**WHAT THE EXERCISE ASKS**: Please copy these rows again, substituting "Indonesia" for each "Philippines" and leaving everything else unchanged.

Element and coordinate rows
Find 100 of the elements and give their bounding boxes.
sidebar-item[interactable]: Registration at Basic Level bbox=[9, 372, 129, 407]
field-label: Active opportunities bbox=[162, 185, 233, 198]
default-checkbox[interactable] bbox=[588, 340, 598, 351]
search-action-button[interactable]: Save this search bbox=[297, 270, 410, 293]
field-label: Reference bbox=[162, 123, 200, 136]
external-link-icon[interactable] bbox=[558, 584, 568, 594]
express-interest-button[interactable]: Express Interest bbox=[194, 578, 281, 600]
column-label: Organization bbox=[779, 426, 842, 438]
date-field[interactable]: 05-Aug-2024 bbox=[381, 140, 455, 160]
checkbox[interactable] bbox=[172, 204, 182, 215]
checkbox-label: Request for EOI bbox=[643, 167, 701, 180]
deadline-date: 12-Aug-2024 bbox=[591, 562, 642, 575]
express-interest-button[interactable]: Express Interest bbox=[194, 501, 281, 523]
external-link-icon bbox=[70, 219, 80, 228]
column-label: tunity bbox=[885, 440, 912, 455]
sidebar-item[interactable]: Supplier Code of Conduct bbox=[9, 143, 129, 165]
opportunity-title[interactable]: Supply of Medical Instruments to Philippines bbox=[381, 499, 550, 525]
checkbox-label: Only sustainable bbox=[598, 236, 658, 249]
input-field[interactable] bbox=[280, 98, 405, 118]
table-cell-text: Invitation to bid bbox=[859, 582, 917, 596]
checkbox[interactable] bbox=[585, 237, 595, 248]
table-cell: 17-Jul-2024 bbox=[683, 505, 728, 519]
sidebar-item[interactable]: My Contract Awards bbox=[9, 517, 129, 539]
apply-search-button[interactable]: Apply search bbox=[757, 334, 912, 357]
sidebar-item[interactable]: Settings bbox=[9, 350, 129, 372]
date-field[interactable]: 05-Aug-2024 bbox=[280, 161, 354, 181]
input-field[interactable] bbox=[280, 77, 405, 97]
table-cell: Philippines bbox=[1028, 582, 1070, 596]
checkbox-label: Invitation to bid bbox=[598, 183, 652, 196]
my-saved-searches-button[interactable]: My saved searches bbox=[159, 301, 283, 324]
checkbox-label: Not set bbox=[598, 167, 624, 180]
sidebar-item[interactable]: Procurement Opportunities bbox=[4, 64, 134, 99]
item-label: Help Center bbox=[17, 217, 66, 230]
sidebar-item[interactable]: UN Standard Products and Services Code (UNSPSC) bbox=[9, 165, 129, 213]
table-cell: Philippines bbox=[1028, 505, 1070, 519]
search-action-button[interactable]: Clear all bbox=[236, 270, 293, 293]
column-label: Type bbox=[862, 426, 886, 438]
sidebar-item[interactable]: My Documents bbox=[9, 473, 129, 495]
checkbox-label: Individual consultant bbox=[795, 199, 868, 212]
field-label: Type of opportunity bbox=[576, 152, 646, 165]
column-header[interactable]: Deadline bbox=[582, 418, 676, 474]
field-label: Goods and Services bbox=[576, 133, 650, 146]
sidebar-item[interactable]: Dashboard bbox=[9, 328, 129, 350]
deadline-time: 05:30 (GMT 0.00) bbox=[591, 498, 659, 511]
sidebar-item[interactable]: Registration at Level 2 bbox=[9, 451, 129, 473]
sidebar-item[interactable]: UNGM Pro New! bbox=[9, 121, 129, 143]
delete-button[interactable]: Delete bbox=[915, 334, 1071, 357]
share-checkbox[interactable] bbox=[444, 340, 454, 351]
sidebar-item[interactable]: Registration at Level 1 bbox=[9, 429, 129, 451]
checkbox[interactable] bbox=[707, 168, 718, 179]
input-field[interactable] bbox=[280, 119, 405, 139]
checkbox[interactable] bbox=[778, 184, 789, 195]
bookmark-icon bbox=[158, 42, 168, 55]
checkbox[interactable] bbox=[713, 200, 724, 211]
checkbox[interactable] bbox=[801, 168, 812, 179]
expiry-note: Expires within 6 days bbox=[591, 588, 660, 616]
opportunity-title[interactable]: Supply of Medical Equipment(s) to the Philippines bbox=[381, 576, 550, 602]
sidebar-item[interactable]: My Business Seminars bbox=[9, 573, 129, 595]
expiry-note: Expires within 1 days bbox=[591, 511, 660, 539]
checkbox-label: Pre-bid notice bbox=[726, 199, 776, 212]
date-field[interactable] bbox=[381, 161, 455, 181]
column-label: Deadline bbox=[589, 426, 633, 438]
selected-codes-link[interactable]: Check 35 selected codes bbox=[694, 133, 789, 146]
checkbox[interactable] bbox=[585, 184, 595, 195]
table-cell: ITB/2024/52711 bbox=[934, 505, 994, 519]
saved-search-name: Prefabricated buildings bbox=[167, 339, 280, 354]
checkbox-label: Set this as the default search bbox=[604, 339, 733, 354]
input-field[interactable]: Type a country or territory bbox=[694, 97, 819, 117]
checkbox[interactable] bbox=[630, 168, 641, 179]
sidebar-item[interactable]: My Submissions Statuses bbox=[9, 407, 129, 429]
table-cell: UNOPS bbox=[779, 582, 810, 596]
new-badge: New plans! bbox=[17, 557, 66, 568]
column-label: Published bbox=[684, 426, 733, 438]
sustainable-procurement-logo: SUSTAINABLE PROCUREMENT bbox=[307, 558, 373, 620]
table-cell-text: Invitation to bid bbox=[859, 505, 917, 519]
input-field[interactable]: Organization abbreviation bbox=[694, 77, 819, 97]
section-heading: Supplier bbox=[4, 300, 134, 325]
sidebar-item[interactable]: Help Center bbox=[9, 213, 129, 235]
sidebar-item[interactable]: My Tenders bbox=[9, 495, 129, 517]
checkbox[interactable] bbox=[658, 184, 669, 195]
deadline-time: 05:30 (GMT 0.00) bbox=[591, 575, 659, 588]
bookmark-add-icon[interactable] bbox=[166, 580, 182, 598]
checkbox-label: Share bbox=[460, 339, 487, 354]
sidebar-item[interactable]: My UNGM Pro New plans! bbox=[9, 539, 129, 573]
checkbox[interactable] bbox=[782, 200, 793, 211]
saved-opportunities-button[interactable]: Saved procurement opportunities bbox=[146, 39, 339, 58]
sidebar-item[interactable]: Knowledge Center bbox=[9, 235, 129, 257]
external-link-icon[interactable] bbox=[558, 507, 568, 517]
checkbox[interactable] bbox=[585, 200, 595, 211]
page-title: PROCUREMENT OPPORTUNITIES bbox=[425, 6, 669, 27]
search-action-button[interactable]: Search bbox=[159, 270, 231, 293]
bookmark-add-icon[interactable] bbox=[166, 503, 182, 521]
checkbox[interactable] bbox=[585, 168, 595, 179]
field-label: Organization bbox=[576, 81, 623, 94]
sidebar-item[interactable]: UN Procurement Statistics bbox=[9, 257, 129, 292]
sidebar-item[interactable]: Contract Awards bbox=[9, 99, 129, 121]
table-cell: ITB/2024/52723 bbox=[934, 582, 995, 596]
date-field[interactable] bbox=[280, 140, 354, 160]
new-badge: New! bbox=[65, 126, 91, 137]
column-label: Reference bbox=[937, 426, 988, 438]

**RESPONSE**:
Find 100 of the elements and give their bounding boxes.
sidebar-item[interactable]: Registration at Basic Level bbox=[9, 372, 129, 407]
field-label: Active opportunities bbox=[162, 185, 233, 198]
default-checkbox[interactable] bbox=[588, 340, 598, 351]
search-action-button[interactable]: Save this search bbox=[297, 270, 410, 293]
field-label: Reference bbox=[162, 123, 200, 136]
external-link-icon[interactable] bbox=[558, 584, 568, 594]
express-interest-button[interactable]: Express Interest bbox=[194, 578, 281, 600]
column-label: Organization bbox=[779, 426, 842, 438]
date-field[interactable]: 05-Aug-2024 bbox=[381, 140, 455, 160]
checkbox[interactable] bbox=[172, 204, 182, 215]
checkbox-label: Request for EOI bbox=[643, 167, 701, 180]
deadline-date: 12-Aug-2024 bbox=[591, 562, 642, 575]
express-interest-button[interactable]: Express Interest bbox=[194, 501, 281, 523]
external-link-icon bbox=[70, 219, 80, 228]
column-label: tunity bbox=[885, 440, 912, 455]
sidebar-item[interactable]: Supplier Code of Conduct bbox=[9, 143, 129, 165]
opportunity-title[interactable]: Supply of Medical Instruments to Indonesia bbox=[381, 499, 550, 525]
checkbox-label: Only sustainable bbox=[598, 236, 658, 249]
input-field[interactable] bbox=[280, 98, 405, 118]
table-cell-text: Invitation to bid bbox=[859, 582, 917, 596]
checkbox[interactable] bbox=[585, 237, 595, 248]
table-cell: 17-Jul-2024 bbox=[683, 505, 728, 519]
sidebar-item[interactable]: My Contract Awards bbox=[9, 517, 129, 539]
apply-search-button[interactable]: Apply search bbox=[757, 334, 912, 357]
sidebar-item[interactable]: Settings bbox=[9, 350, 129, 372]
date-field[interactable]: 05-Aug-2024 bbox=[280, 161, 354, 181]
input-field[interactable] bbox=[280, 77, 405, 97]
table-cell: Indonesia bbox=[1028, 582, 1070, 596]
checkbox-label: Invitation to bid bbox=[598, 183, 652, 196]
my-saved-searches-button[interactable]: My saved searches bbox=[159, 301, 283, 324]
checkbox-label: Not set bbox=[598, 167, 624, 180]
sidebar-item[interactable]: Procurement Opportunities bbox=[4, 64, 134, 99]
item-label: Help Center bbox=[17, 217, 66, 230]
sidebar-item[interactable]: UN Standard Products and Services Code (UNSPSC) bbox=[9, 165, 129, 213]
table-cell: Indonesia bbox=[1028, 505, 1070, 519]
search-action-button[interactable]: Clear all bbox=[236, 270, 293, 293]
column-label: Type bbox=[862, 426, 886, 438]
sidebar-item[interactable]: My Documents bbox=[9, 473, 129, 495]
checkbox-label: Individual consultant bbox=[795, 199, 868, 212]
field-label: Type of opportunity bbox=[576, 152, 646, 165]
column-header[interactable]: Deadline bbox=[582, 418, 676, 474]
field-label: Goods and Services bbox=[576, 133, 650, 146]
sidebar-item[interactable]: Dashboard bbox=[9, 328, 129, 350]
deadline-time: 05:30 (GMT 0.00) bbox=[591, 498, 659, 511]
sidebar-item[interactable]: Registration at Level 2 bbox=[9, 451, 129, 473]
sidebar-item[interactable]: UNGM Pro New! bbox=[9, 121, 129, 143]
delete-button[interactable]: Delete bbox=[915, 334, 1071, 357]
share-checkbox[interactable] bbox=[444, 340, 454, 351]
sidebar-item[interactable]: Registration at Level 1 bbox=[9, 429, 129, 451]
checkbox[interactable] bbox=[707, 168, 718, 179]
input-field[interactable] bbox=[280, 119, 405, 139]
checkbox[interactable] bbox=[778, 184, 789, 195]
bookmark-icon bbox=[158, 42, 168, 55]
checkbox[interactable] bbox=[713, 200, 724, 211]
checkbox[interactable] bbox=[801, 168, 812, 179]
expiry-note: Expires within 6 days bbox=[591, 588, 660, 616]
opportunity-title[interactable]: Supply of Medical Equipment(s) to the Indonesia bbox=[381, 576, 550, 602]
sidebar-item[interactable]: My Business Seminars bbox=[9, 573, 129, 595]
expiry-note: Expires within 1 days bbox=[591, 511, 660, 539]
checkbox-label: Pre-bid notice bbox=[726, 199, 776, 212]
date-field[interactable] bbox=[381, 161, 455, 181]
column-label: Deadline bbox=[589, 426, 633, 438]
selected-codes-link[interactable]: Check 35 selected codes bbox=[694, 133, 789, 146]
checkbox[interactable] bbox=[585, 184, 595, 195]
table-cell: ITB/2024/52711 bbox=[934, 505, 994, 519]
saved-search-name: Prefabricated buildings bbox=[167, 339, 280, 354]
checkbox-label: Set this as the default search bbox=[604, 339, 733, 354]
input-field[interactable]: Type a country or territory bbox=[694, 97, 819, 117]
checkbox[interactable] bbox=[630, 168, 641, 179]
sidebar-item[interactable]: My Submissions Statuses bbox=[9, 407, 129, 429]
table-cell: UNOPS bbox=[779, 582, 810, 596]
new-badge: New plans! bbox=[17, 557, 66, 568]
column-label: Published bbox=[684, 426, 733, 438]
sustainable-procurement-logo: SUSTAINABLE PROCUREMENT bbox=[307, 558, 373, 620]
table-cell-text: Invitation to bid bbox=[859, 505, 917, 519]
input-field[interactable]: Organization abbreviation bbox=[694, 77, 819, 97]
section-heading: Supplier bbox=[4, 300, 134, 325]
sidebar-item[interactable]: Help Center bbox=[9, 213, 129, 235]
sidebar-item[interactable]: My Tenders bbox=[9, 495, 129, 517]
checkbox[interactable] bbox=[658, 184, 669, 195]
deadline-time: 05:30 (GMT 0.00) bbox=[591, 575, 659, 588]
bookmark-add-icon[interactable] bbox=[166, 580, 182, 598]
checkbox-label: Share bbox=[460, 339, 487, 354]
sidebar-item[interactable]: My UNGM Pro New plans! bbox=[9, 539, 129, 573]
checkbox[interactable] bbox=[782, 200, 793, 211]
saved-opportunities-button[interactable]: Saved procurement opportunities bbox=[146, 39, 339, 58]
sidebar-item[interactable]: Knowledge Center bbox=[9, 235, 129, 257]
external-link-icon[interactable] bbox=[558, 507, 568, 517]
checkbox[interactable] bbox=[585, 200, 595, 211]
page-title: PROCUREMENT OPPORTUNITIES bbox=[425, 6, 669, 27]
search-action-button[interactable]: Search bbox=[159, 270, 231, 293]
bookmark-add-icon[interactable] bbox=[166, 503, 182, 521]
checkbox[interactable] bbox=[585, 168, 595, 179]
field-label: Organization bbox=[576, 81, 623, 94]
sidebar-item[interactable]: UN Procurement Statistics bbox=[9, 257, 129, 292]
sidebar-item[interactable]: Contract Awards bbox=[9, 99, 129, 121]
table-cell: ITB/2024/52723 bbox=[934, 582, 995, 596]
date-field[interactable] bbox=[280, 140, 354, 160]
new-badge: New! bbox=[65, 126, 91, 137]
column-label: Reference bbox=[937, 426, 988, 438]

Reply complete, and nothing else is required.